▶ _What is needed_:
Every record should be written out exactly, please.

▶ _Data for this task_:
━━━━━━━━━━━━━━━━━━━━

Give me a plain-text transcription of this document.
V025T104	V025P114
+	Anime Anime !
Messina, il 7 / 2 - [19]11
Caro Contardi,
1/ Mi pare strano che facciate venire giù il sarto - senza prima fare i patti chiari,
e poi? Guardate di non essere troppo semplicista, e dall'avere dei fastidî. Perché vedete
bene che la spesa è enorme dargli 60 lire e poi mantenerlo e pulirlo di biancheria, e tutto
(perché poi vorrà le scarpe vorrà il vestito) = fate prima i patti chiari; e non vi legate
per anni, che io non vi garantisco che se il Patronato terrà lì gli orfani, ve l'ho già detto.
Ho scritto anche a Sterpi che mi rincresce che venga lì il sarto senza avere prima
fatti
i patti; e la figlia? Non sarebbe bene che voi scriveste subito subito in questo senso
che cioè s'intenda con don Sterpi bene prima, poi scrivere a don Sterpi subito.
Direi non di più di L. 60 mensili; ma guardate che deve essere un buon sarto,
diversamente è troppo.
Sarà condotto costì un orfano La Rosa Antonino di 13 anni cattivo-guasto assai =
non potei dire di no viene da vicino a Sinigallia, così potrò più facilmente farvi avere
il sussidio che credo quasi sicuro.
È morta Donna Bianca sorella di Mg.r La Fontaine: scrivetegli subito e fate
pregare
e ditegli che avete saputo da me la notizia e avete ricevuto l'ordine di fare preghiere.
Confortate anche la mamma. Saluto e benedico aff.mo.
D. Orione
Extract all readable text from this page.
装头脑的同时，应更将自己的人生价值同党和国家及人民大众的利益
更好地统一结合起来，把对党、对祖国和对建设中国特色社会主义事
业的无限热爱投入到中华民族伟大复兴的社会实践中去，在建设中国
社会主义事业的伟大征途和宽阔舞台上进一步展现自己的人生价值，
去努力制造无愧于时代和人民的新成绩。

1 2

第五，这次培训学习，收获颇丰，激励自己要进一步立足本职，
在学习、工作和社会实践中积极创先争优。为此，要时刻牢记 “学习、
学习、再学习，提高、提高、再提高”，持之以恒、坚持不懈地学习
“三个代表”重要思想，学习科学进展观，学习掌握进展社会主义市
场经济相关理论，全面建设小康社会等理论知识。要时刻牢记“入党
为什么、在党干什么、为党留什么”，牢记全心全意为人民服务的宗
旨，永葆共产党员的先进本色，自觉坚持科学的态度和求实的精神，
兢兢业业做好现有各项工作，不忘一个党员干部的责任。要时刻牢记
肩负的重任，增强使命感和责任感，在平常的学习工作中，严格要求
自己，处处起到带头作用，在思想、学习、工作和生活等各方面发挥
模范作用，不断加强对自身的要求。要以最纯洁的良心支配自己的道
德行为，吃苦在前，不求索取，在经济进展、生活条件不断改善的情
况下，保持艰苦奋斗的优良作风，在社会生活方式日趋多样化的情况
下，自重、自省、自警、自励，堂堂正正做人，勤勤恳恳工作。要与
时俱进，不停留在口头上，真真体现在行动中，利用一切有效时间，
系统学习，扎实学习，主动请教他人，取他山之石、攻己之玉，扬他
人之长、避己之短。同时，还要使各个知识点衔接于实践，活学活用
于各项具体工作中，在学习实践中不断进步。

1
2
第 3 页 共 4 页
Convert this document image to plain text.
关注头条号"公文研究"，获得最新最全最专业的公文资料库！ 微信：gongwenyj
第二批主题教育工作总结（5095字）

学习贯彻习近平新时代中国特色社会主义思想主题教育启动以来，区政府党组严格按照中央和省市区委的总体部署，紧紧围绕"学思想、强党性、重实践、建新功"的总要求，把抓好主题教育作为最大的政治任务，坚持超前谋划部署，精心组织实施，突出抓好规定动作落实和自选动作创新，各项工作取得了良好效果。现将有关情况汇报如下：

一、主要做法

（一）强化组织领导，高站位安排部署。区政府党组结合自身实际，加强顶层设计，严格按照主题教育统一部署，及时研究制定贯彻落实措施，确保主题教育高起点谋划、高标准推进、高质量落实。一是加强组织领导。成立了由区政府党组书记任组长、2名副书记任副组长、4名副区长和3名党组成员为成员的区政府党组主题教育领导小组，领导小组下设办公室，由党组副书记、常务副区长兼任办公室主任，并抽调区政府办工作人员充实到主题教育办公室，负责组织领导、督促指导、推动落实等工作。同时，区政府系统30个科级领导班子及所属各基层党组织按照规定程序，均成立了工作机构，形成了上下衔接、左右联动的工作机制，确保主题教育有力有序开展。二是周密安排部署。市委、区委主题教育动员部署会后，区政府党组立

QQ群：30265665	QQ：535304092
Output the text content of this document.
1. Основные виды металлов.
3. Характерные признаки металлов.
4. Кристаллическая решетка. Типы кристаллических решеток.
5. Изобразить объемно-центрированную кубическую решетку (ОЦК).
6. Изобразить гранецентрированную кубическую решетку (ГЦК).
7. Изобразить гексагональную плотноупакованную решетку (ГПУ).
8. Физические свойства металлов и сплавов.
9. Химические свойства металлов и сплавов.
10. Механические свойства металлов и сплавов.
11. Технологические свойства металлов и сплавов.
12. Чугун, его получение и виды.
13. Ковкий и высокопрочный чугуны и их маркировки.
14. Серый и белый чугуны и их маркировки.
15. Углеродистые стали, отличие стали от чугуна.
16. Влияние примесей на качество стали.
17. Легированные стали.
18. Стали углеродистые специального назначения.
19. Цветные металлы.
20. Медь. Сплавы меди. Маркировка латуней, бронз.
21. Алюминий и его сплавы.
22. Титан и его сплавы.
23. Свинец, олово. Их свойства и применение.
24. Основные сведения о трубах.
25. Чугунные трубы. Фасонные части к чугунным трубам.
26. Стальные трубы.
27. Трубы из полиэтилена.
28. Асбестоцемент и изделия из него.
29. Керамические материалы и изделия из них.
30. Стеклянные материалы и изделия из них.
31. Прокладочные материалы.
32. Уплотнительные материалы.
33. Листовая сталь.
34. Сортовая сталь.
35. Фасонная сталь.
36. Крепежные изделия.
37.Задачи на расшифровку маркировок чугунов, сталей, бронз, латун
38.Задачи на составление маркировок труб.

━━━━━━━━━━━━━━━━━━━━

▶ _Solution for this task_:
Give me a plain-text transcription of this document.
V025T104	V025P114
+	Anime Anime !
Messina, il 7 / 2 - [19]11
Caro Contardi,
1/ Mi pare strano che facciate venire giù il sarto - senza prima fare i patti chiari,
e poi? Guardate di non essere troppo semplicista, e dall'avere dei fastidî. Perché vedete
bene che la spesa è enorme dargli 60 lire e poi mantenerlo e pulirlo di biancheria, e tutto
(perché poi vorrà le scarpe vorrà il vestito) = fate prima i patti chiari; e non vi legate
per anni, che io non vi garantisco che se il Patronato terrà lì gli orfani, ve l'ho già detto.
Ho scritto anche a Sterpi che mi rincresce che venga lì il sarto senza avere prima
fatti
i patti; e la figlia? Non sarebbe bene che voi scriveste subito subito in questo senso
che cioè s'intenda con don Sterpi bene prima, poi scrivere a don Sterpi subito.
Direi non di più di L. 60 mensili; ma guardate che deve essere un buon sarto,
diversamente è troppo.
Sarà condotto costì un orfano La Rosa Antonino di 13 anni cattivo-guasto assai =
non potei dire di no viene da vicino a Sinigallia, così potrò più facilmente farvi avere
il sussidio che credo quasi sicuro.
È morta Donna Bianca sorella di Mg.r La Fontaine: scrivetegli subito e fate
pregare
e ditegli che avete saputo da me la notizia e avete ricevuto l'ordine di fare preghiere.
Confortate anche la mamma. Saluto e benedico aff.mo.
D. Orione
Extract all readable text from this page.
装头脑的同时，应更将自己的人生价值同党和国家及人民大众的利益
更好地统一结合起来，把对党、对祖国和对建设中国特色社会主义事
业的无限热爱投入到中华民族伟大复兴的社会实践中去，在建设中国
社会主义事业的伟大征途和宽阔舞台上进一步展现自己的人生价值，
去努力制造无愧于时代和人民的新成绩。

1 2

第五，这次培训学习，收获颇丰，激励自己要进一步立足本职，
在学习、工作和社会实践中积极创先争优。为此，要时刻牢记 “学习、
学习、再学习，提高、提高、再提高”，持之以恒、坚持不懈地学习
“三个代表”重要思想，学习科学进展观，学习掌握进展社会主义市
场经济相关理论，全面建设小康社会等理论知识。要时刻牢记“入党
为什么、在党干什么、为党留什么”，牢记全心全意为人民服务的宗
旨，永葆共产党员的先进本色，自觉坚持科学的态度和求实的精神，
兢兢业业做好现有各项工作，不忘一个党员干部的责任。要时刻牢记
肩负的重任，增强使命感和责任感，在平常的学习工作中，严格要求
自己，处处起到带头作用，在思想、学习、工作和生活等各方面发挥
模范作用，不断加强对自身的要求。要以最纯洁的良心支配自己的道
德行为，吃苦在前，不求索取，在经济进展、生活条件不断改善的情
况下，保持艰苦奋斗的优良作风，在社会生活方式日趋多样化的情况
下，自重、自省、自警、自励，堂堂正正做人，勤勤恳恳工作。要与
时俱进，不停留在口头上，真真体现在行动中，利用一切有效时间，
系统学习，扎实学习，主动请教他人，取他山之石、攻己之玉，扬他
人之长、避己之短。同时，还要使各个知识点衔接于实践，活学活用
于各项具体工作中，在学习实践中不断进步。

1
2
第 3 页 共 4 页
Convert this document image to plain text.
关注头条号"公文研究"，获得最新最全最专业的公文资料库！ 微信：gongwenyj
第二批主题教育工作总结（5095字）

学习贯彻习近平新时代中国特色社会主义思想主题教育启动以来，区政府党组严格按照中央和省市区委的总体部署，紧紧围绕"学思想、强党性、重实践、建新功"的总要求，把抓好主题教育作为最大的政治任务，坚持超前谋划部署，精心组织实施，突出抓好规定动作落实和自选动作创新，各项工作取得了良好效果。现将有关情况汇报如下：

一、主要做法

（一）强化组织领导，高站位安排部署。区政府党组结合自身实际，加强顶层设计，严格按照主题教育统一部署，及时研究制定贯彻落实措施，确保主题教育高起点谋划、高标准推进、高质量落实。一是加强组织领导。成立了由区政府党组书记任组长、2名副书记任副组长、4名副区长和3名党组成员为成员的区政府党组主题教育领导小组，领导小组下设办公室，由党组副书记、常务副区长兼任办公室主任，并抽调区政府办工作人员充实到主题教育办公室，负责组织领导、督促指导、推动落实等工作。同时，区政府系统30个科级领导班子及所属各基层党组织按照规定程序，均成立了工作机构，形成了上下衔接、左右联动的工作机制，确保主题教育有力有序开展。二是周密安排部署。市委、区委主题教育动员部署会后，区政府党组立

QQ群：30265665	QQ：535304092
Output the text content of this document.
1. Основные виды металлов.
3. Характерные признаки металлов.
4. Кристаллическая решетка. Типы кристаллических решеток.
5. Изобразить объемно-центрированную кубическую решетку (ОЦК).
6. Изобразить гранецентрированную кубическую решетку (ГЦК).
7. Изобразить гексагональную плотноупакованную решетку (ГПУ).
8. Физические свойства металлов и сплавов.
9. Химические свойства металлов и сплавов.
10. Механические свойства металлов и сплавов.
11. Технологические свойства металлов и сплавов.
12. Чугун, его получение и виды.
13. Ковкий и высокопрочный чугуны и их маркировки.
14. Серый и белый чугуны и их маркировки.
15. Углеродистые стали, отличие стали от чугуна.
16. Влияние примесей на качество стали.
17. Легированные стали.
18. Стали углеродистые специального назначения.
19. Цветные металлы.
20. Медь. Сплавы меди. Маркировка латуней, бронз.
21. Алюминий и его сплавы.
22. Титан и его сплавы.
23. Свинец, олово. Их свойства и применение.
24. Основные сведения о трубах.
25. Чугунные трубы. Фасонные части к чугунным трубам.
26. Стальные трубы.
27. Трубы из полиэтилена.
28. Асбестоцемент и изделия из него.
29. Керамические материалы и изделия из них.
30. Стеклянные материалы и изделия из них.
31. Прокладочные материалы.
32. Уплотнительные материалы.
33. Листовая сталь.
34. Сортовая сталь.
35. Фасонная сталь.
36. Крепежные изделия.
37.Задачи на расшифровку маркировок чугунов, сталей, бронз, латун
38.Задачи на составление маркировок труб.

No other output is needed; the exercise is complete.